§ Provided records:
**********

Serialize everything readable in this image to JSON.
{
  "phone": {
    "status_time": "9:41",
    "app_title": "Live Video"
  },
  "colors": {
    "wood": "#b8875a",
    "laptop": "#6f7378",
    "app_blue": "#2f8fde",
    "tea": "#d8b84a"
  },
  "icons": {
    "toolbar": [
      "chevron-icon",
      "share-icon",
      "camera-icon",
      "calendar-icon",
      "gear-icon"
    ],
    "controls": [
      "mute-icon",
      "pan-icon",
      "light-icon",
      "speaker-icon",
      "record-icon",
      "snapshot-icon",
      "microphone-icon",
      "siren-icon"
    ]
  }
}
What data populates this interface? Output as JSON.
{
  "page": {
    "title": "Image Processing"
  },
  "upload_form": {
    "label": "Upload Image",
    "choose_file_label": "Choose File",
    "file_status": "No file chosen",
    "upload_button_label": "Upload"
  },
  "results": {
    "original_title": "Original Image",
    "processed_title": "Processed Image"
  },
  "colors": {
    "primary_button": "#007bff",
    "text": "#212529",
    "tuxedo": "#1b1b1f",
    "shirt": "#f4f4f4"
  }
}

**********

§ Task requirements: Repeat the preceding lines exactly, please, every one of them.

§ Solved problem:
Serialize everything readable in this image to JSON.
{
  "phone": {
    "status_time": "9:41",
    "app_title": "Live Video"
  },
  "colors": {
    "wood": "#b8875a",
    "laptop": "#6f7378",
    "app_blue": "#2f8fde",
    "tea": "#d8b84a"
  },
  "icons": {
    "toolbar": [
      "chevron-icon",
      "share-icon",
      "camera-icon",
      "calendar-icon",
      "gear-icon"
    ],
    "controls": [
      "mute-icon",
      "pan-icon",
      "light-icon",
      "speaker-icon",
      "record-icon",
      "snapshot-icon",
      "microphone-icon",
      "siren-icon"
    ]
  }
}
What data populates this interface? Output as JSON.
{
  "page": {
    "title": "Image Processing"
  },
  "upload_form": {
    "label": "Upload Image",
    "choose_file_label": "Choose File",
    "file_status": "No file chosen",
    "upload_button_label": "Upload"
  },
  "results": {
    "original_title": "Original Image",
    "processed_title": "Processed Image"
  },
  "colors": {
    "primary_button": "#007bff",
    "text": "#212529",
    "tuxedo": "#1b1b1f",
    "shirt": "#f4f4f4"
  }
}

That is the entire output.